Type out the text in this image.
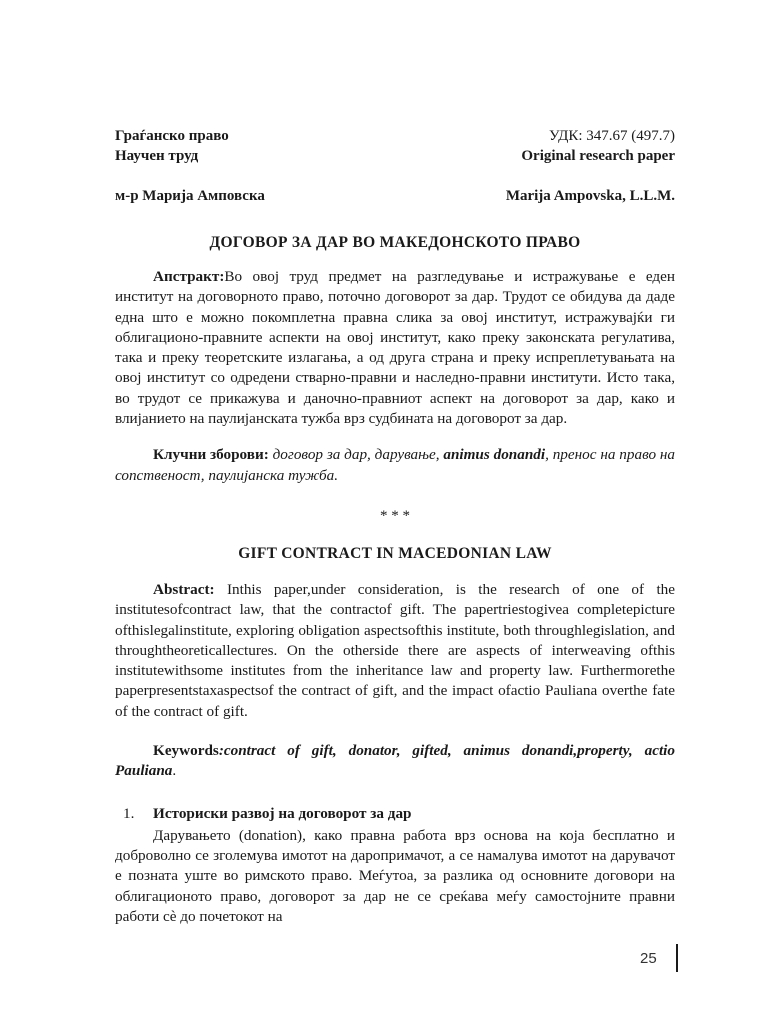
Граѓанско право	УДК: 347.67 (497.7)
Научен труд	Original research paper
м-р Марија Амповска	Marija Ampovska, L.L.M.
ДОГОВОР ЗА ДАР ВО МАКЕДОНСКОТО ПРАВО

Апстракт:Во овој труд предмет на разгледување и истражување е еден институт на договорното право, поточно договорот за дар. Трудот се обидува да даде една што е можно покомплетна правна слика за овој институт, истражувајќи ги облигационо-правните аспекти на овој институт, како преку законската регулатива, така и преку теоретските излагања, а од друга страна и преку испреплетувањата на овој институт со одредени стварно-правни и наследно-правни институти. Исто така, во трудот се прикажува и даночно-правниот аспект на договорот за дар, како и влијанието на паулијанската тужба врз судбината на договорот за дар.

Клучни зборови: договор за дар, дарување, animus donandi, пренос на право на сопственост, паулијанска тужба.

* * *
GIFT CONTRACT IN MACEDONIAN LAW

Abstract: Inthis paper,under consideration, is the research of one of the institutesofcontract law, that the contractof gift. The papertriestogivea completepicture ofthislegalinstitute, exploring obligation aspectsofthis institute, both throughlegislation, and throughtheoreticallectures. On the otherside there are aspects of interweaving ofthis institutewithsome institutes from the inheritance law and property law. Furthermorethe paperpresentstaxaspectsof the contract of gift, and the impact ofactio Pauliana overthe fate of the contract of gift.

Keywords:contract of gift, donator, gifted, animus donandi,property, actio Pauliana.

1.	Историски развој на договорот за дар

Дарувањето (donation), како правна работа врз основа на која бесплатно и доброволно се зголемува имотот на дaропримачот, а се намалува имотот на дарувачот е позната уште во римското право. Меѓутоа, за разлика од основните договори на облигационото право, договорот за дар не се среќава меѓу самостојните правни работи сè до почетокот на

25
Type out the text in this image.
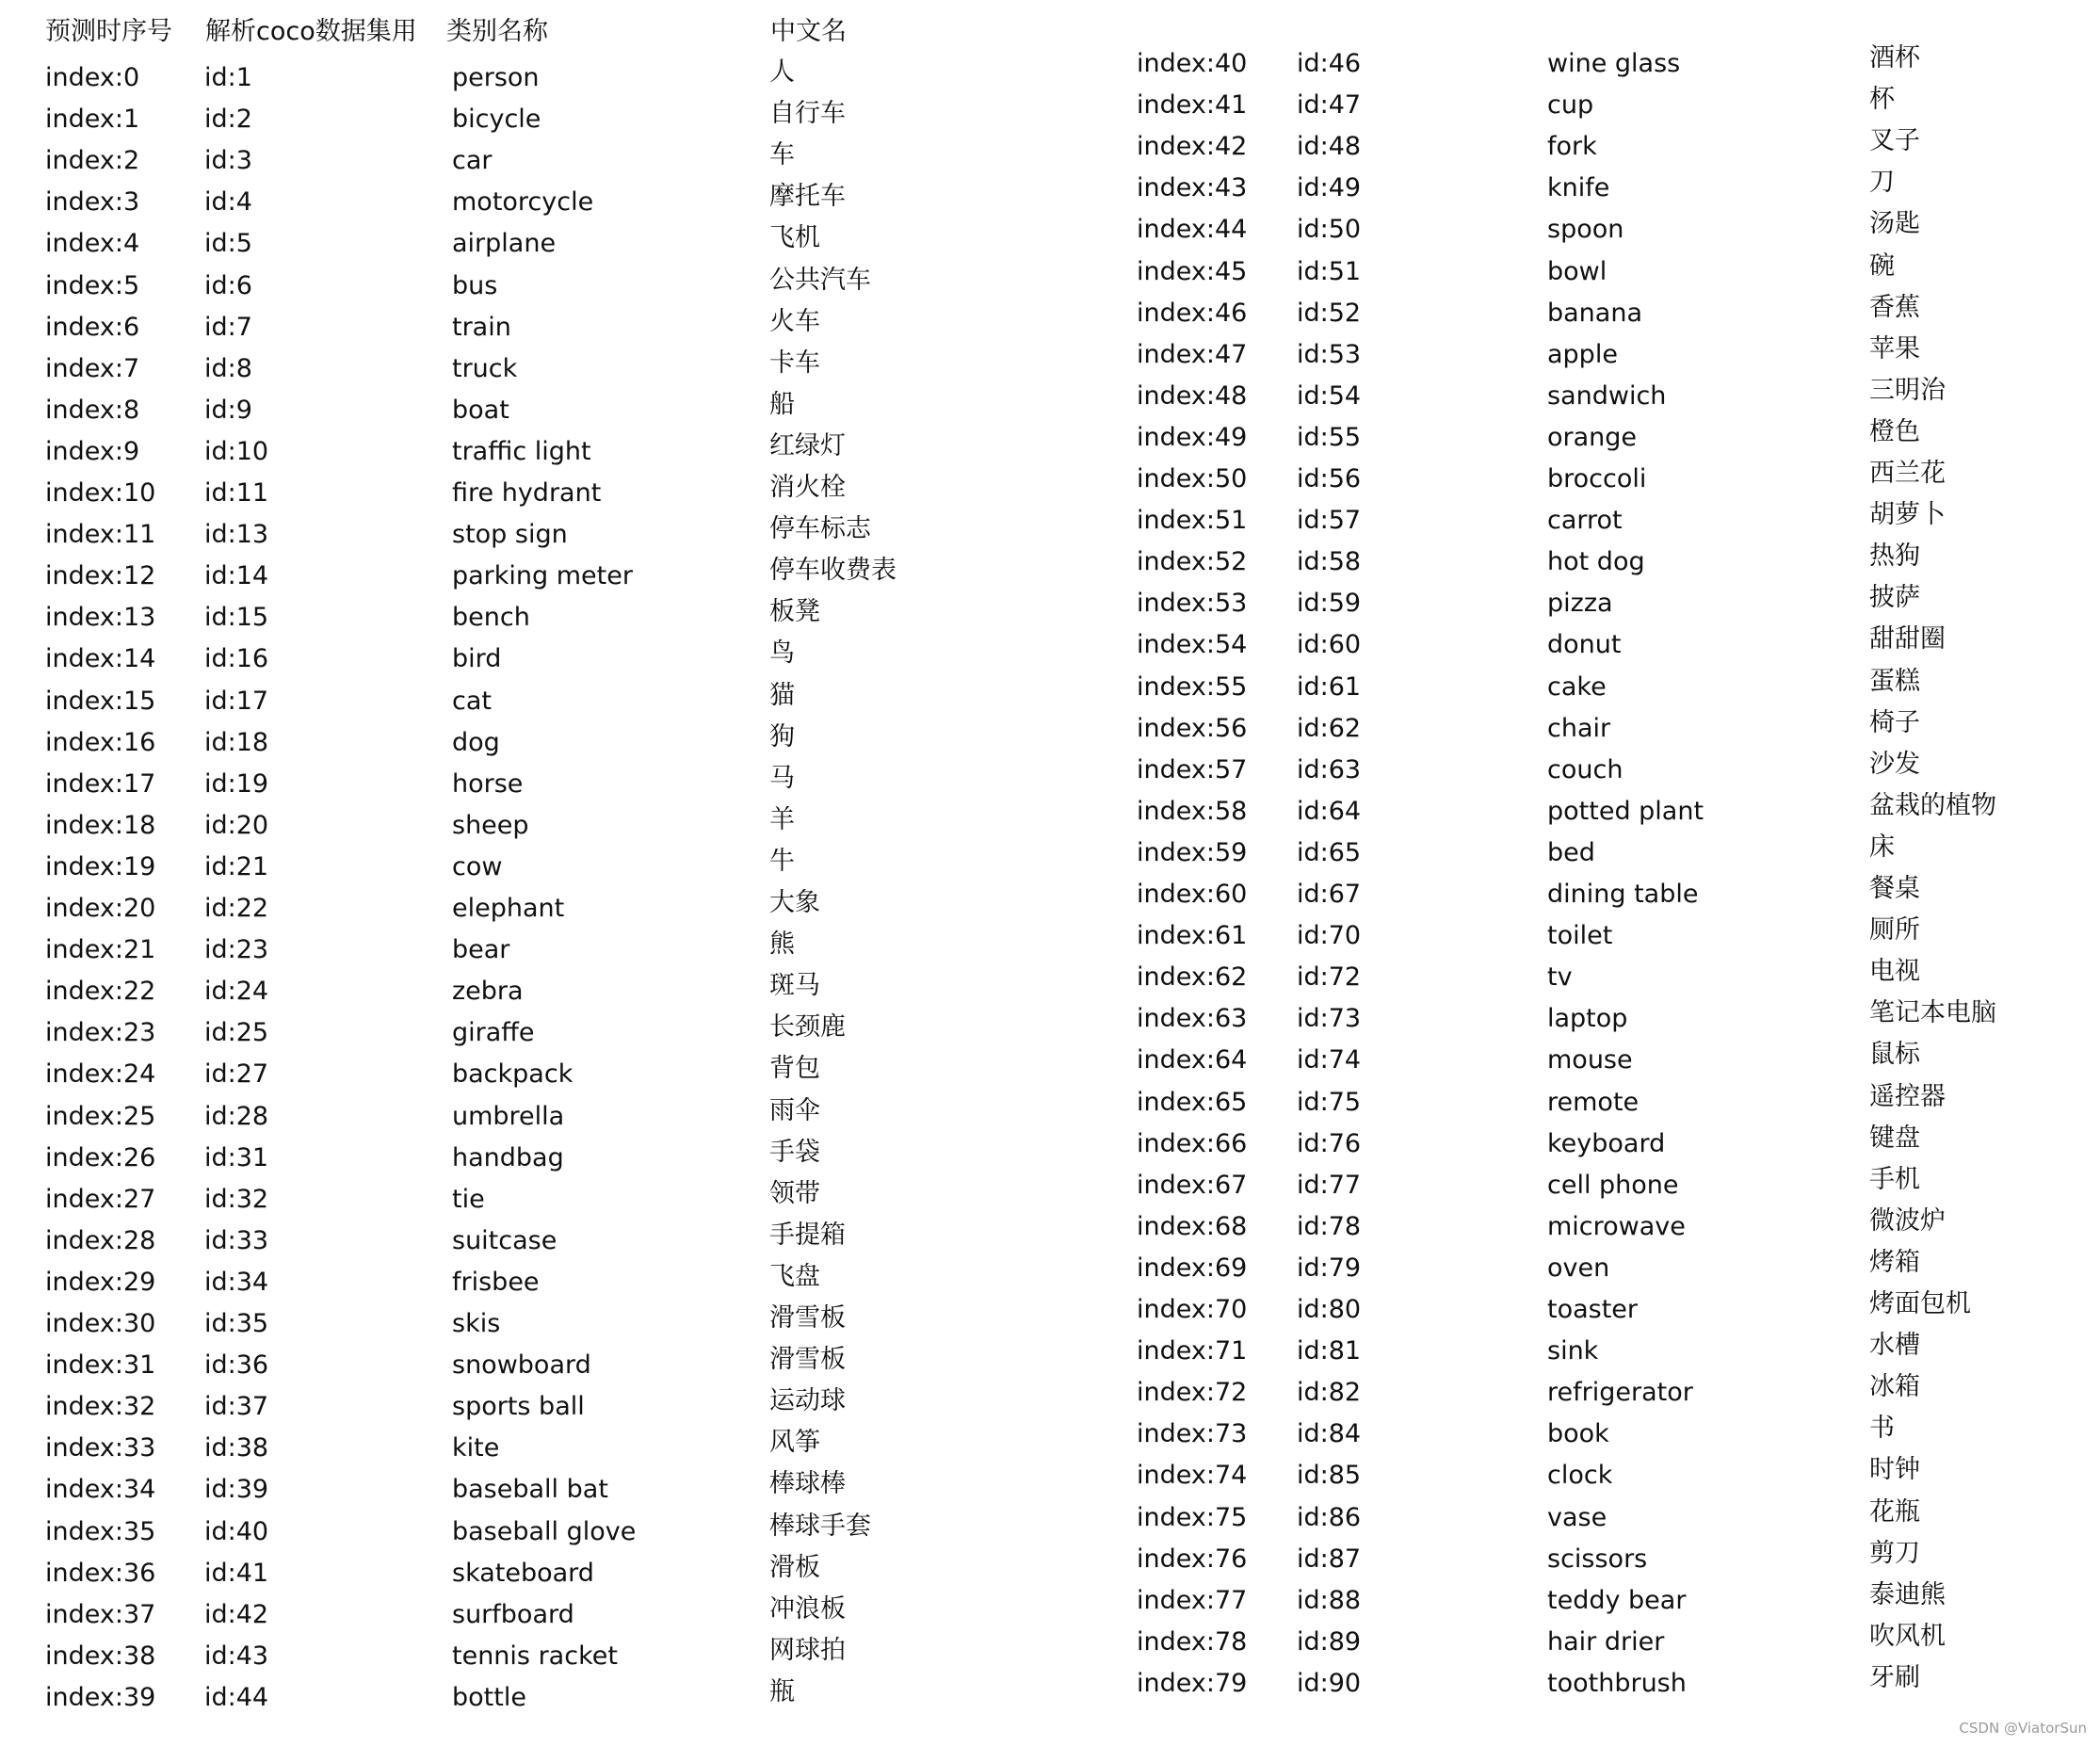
预测时序号 解析coco数据集用 类别名称	中文名
index:0	id:1	person	人
index:1	id:2	bicycle	自行车
index:2	id:3	car	车
index:3	id:4	motorcycle	摩托车
index:4	id:5	airplane	飞机
index:5	id:6	bus	公共汽车
index:6	id:7	train	火车
index:7	id:8	truck	卡车
index:8	id:9	boat	船
index:9	id:10	traffic light	红绿灯
index:10 id:11	fire hydrant	消火栓
index:11 id:13	stop sign	停车标志
index:12 id:14	parking meter	停车收费表
index:13 id:15	bench	板凳
index:14 id:16	bird	鸟
index:15 id:17	cat	猫
index:16 id:18	dog	狗
index:17 id:19	horse	马
index:18 id:20	sheep	羊
index:19 id:21	cow	牛
index:20 id:22	elephant	大象
index:21 id:23	bear	熊
index:22 id:24	zebra	斑马
index:23 id:25	giraffe	长颈鹿
index:24 id:27	backpack	背包
index:25 id:28	umbrella	雨伞
index:26 id:31	handbag	手袋
index:27 id:32	tie	领带
index:28 id:33	suitcase	手提箱
index:29 id:34	frisbee	飞盘
index:30 id:35	skis	滑雪板
index:31 id:36	snowboard	滑雪板
index:32 id:37	sports ball	运动球
index:33 id:38	kite	风筝
index:34 id:39	baseball bat	棒球棒
index:35 id:40	baseball glove	棒球手套
index:36 id:41	skateboard	滑板
index:37 id:42	surfboard	冲浪板
index:38 id:43	tennis racket	网球拍
index:39 id:44	bottle	瓶
index:40 id:46	wine glass	酒杯
index:41 id:47	cup	杯
index:42 id:48	fork	叉子
index:43 id:49	knife	刀
index:44 id:50	spoon	汤匙
index:45 id:51	bowl	碗
index:46 id:52	banana	香蕉
index:47 id:53	apple	苹果
index:48 id:54	sandwich	三明治
index:49 id:55	orange	橙色
index:50 id:56	broccoli	西兰花
index:51 id:57	carrot	胡萝卜
index:52 id:58	hot dog	热狗
index:53 id:59	pizza	披萨
index:54 id:60	donut	甜甜圈
index:55 id:61	cake	蛋糕
index:56 id:62	chair	椅子
index:57 id:63	couch	沙发
index:58 id:64	potted plant	盆栽的植物
index:59 id:65	bed	床
index:60 id:67	dining table	餐桌
index:61 id:70	toilet	厕所
index:62 id:72	tv	电视
index:63 id:73	laptop	笔记本电脑
index:64 id:74	mouse	鼠标
index:65 id:75	remote	遥控器
index:66 id:76	keyboard	键盘
index:67 id:77	cell phone	手机
index:68 id:78	microwave	微波炉
index:69 id:79	oven	烤箱
index:70 id:80	toaster	烤面包机
index:71 id:81	sink	水槽
index:72 id:82	refrigerator	冰箱
index:73 id:84	book	书
index:74 id:85	clock	时钟
index:75 id:86	vase	花瓶
index:76 id:87	scissors	剪刀
index:77 id:88	teddy bear	泰迪熊
index:78 id:89	hair drier	吹风机
index:79 id:90	toothbrush	牙刷
CSDN @ViatorSun
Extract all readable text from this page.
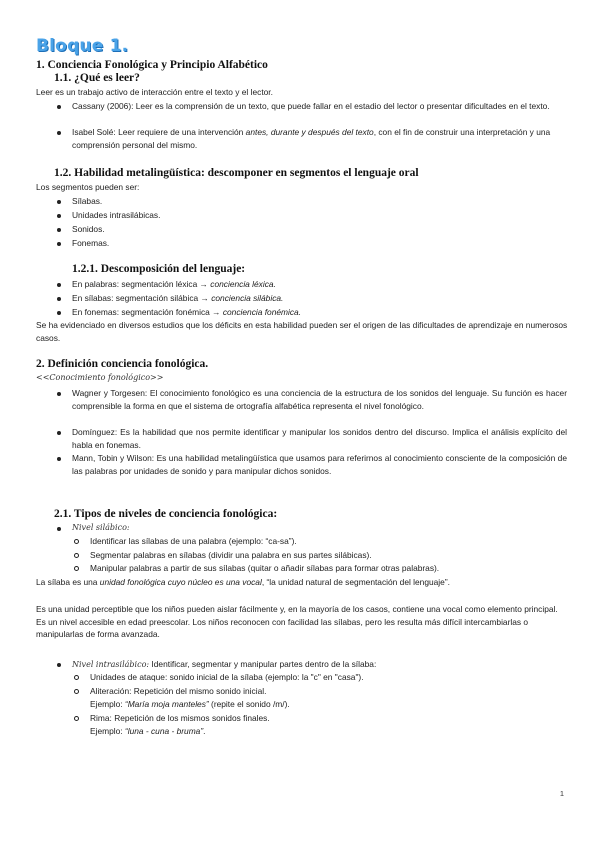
Bloque 1.
1. Conciencia Fonológica y Principio Alfabético
1.1. ¿Qué es leer?
Leer es un trabajo activo de interacción entre el texto y el lector.
Cassany (2006): Leer es la comprensión de un texto, que puede fallar en el estadio del lector o presentar dificultades en el texto.
Isabel Solé: Leer requiere de una intervención antes, durante y después del texto, con el fin de construir una interpretación y una comprensión personal del mismo.
1.2. Habilidad metalingüística: descomponer en segmentos el lenguaje oral
Los segmentos pueden ser:
Sílabas.
Unidades intrasilábicas.
Sonidos.
Fonemas.
1.2.1. Descomposición del lenguaje:
En palabras: segmentación léxica → conciencia léxica.
En sílabas: segmentación silábica → conciencia silábica.
En fonemas: segmentación fonémica → conciencia fonémica.
Se ha evidenciado en diversos estudios que los déficits en esta habilidad pueden ser el origen de las dificultades de aprendizaje en numerosos casos.
2. Definición conciencia fonológica.
<<Conocimiento fonológico>>
Wagner y Torgesen: El conocimiento fonológico es una conciencia de la estructura de los sonidos del lenguaje. Su función es hacer comprensible la forma en que el sistema de ortografía alfabética representa el nivel fonológico.
Domínguez: Es la habilidad que nos permite identificar y manipular los sonidos dentro del discurso. Implica el análisis explícito del habla en fonemas.
Mann, Tobin y Wilson: Es una habilidad metalingüística que usamos para referirnos al conocimiento consciente de la composición de las palabras por unidades de sonido y para manipular dichos sonidos.
2.1. Tipos de niveles de conciencia fonológica:
Nivel silábico:
Identificar las sílabas de una palabra (ejemplo: “ca-sa”).
Segmentar palabras en sílabas (dividir una palabra en sus partes silábicas).
Manipular palabras a partir de sus sílabas (quitar o añadir sílabas para formar otras palabras).
La sílaba es una unidad fonológica cuyo núcleo es una vocal, “la unidad natural de segmentación del lenguaje”.
Es una unidad perceptible que los niños pueden aislar fácilmente y, en la mayoría de los casos, contiene una vocal como elemento principal. Es un nivel accesible en edad preescolar. Los niños reconocen con facilidad las sílabas, pero les resulta más difícil intercambiarlas o manipularlas de forma avanzada.
Nivel intrasilábico: Identificar, segmentar y manipular partes dentro de la sílaba:
Unidades de ataque: sonido inicial de la sílaba (ejemplo: la "c" en "casa").
Aliteración: Repetición del mismo sonido inicial.
Ejemplo: “María moja manteles” (repite el sonido /m/).
Rima: Repetición de los mismos sonidos finales.
Ejemplo: “luna - cuna - bruma”.
1
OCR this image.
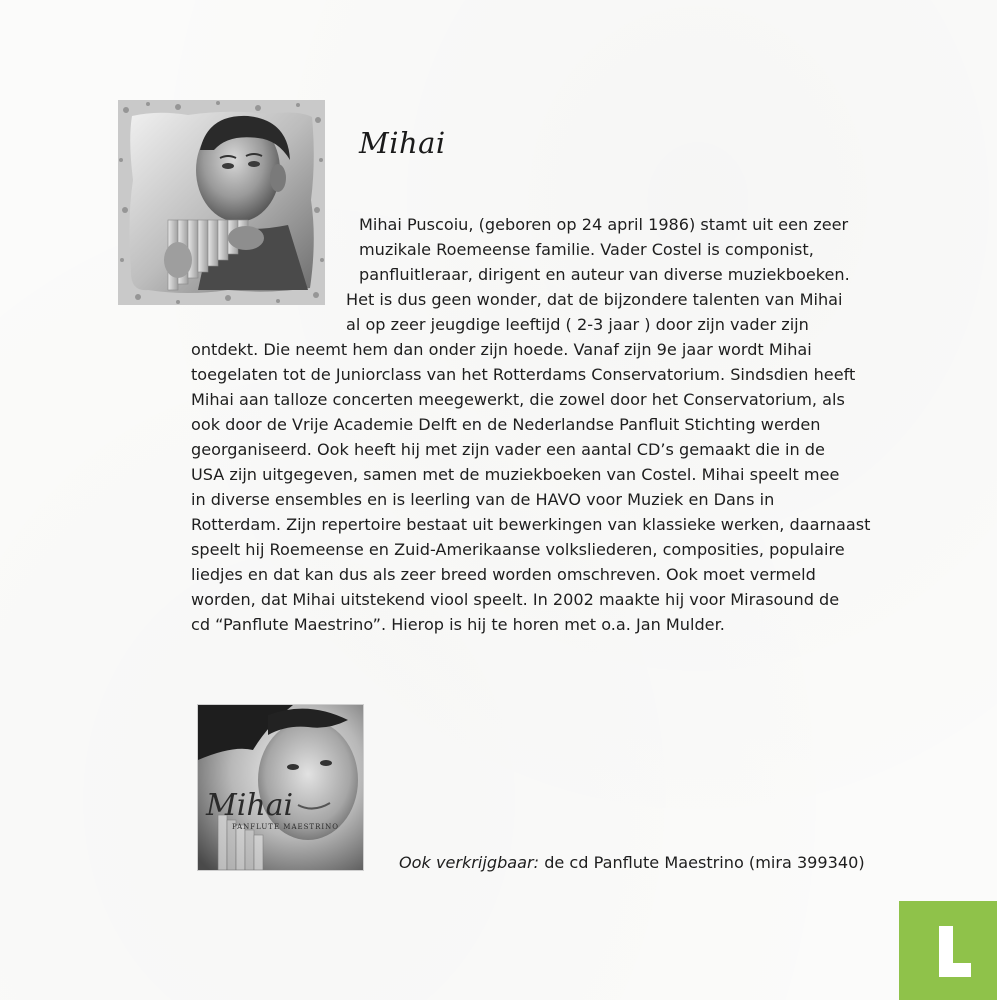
Mihai
Mihai Puscoiu, (geboren op 24 april 1986) stamt uit een zeer
muzikale Roemeense familie. Vader Costel is componist,
panfluitleraar, dirigent en auteur van diverse muziekboeken.
Het is dus geen wonder, dat de bijzondere talenten van Mihai
al op zeer jeugdige leeftijd ( 2-3 jaar ) door zijn vader zijn
ontdekt. Die neemt hem dan onder zijn hoede. Vanaf zijn 9e jaar wordt Mihai
toegelaten tot de Juniorclass van het Rotterdams Conservatorium. Sindsdien heeft
Mihai aan talloze concerten meegewerkt, die zowel door het Conservatorium, als
ook door de Vrije Academie Delft en de Nederlandse Panfluit Stichting werden
georganiseerd. Ook heeft hij met zijn vader een aantal CD’s gemaakt die in de
USA zijn uitgegeven, samen met de muziekboeken van Costel. Mihai speelt mee
in diverse ensembles en is leerling van de HAVO voor Muziek en Dans in
Rotterdam. Zijn repertoire bestaat uit bewerkingen van klassieke werken, daarnaast
speelt hij Roemeense en Zuid-Amerikaanse volksliederen, composities, populaire
liedjes en dat kan dus als zeer breed worden omschreven. Ook moet vermeld
worden, dat Mihai uitstekend viool speelt. In 2002 maakte hij voor Mirasound de
cd “Panflute Maestrino”. Hierop is hij te horen met o.a. Jan Mulder.
Mihai
PANFLUTE MAESTRINO
Ook verkrijgbaar: de cd Panflute Maestrino (mira 399340)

=== Instruction ===
Show every line from the entries above in which the word "voor" appears.

=== Answer to this problem ===
in diverse ensembles en is leerling van de HAVO voor Muziek en Dans in
worden, dat Mihai uitstekend viool speelt. In 2002 maakte hij voor Mirasound de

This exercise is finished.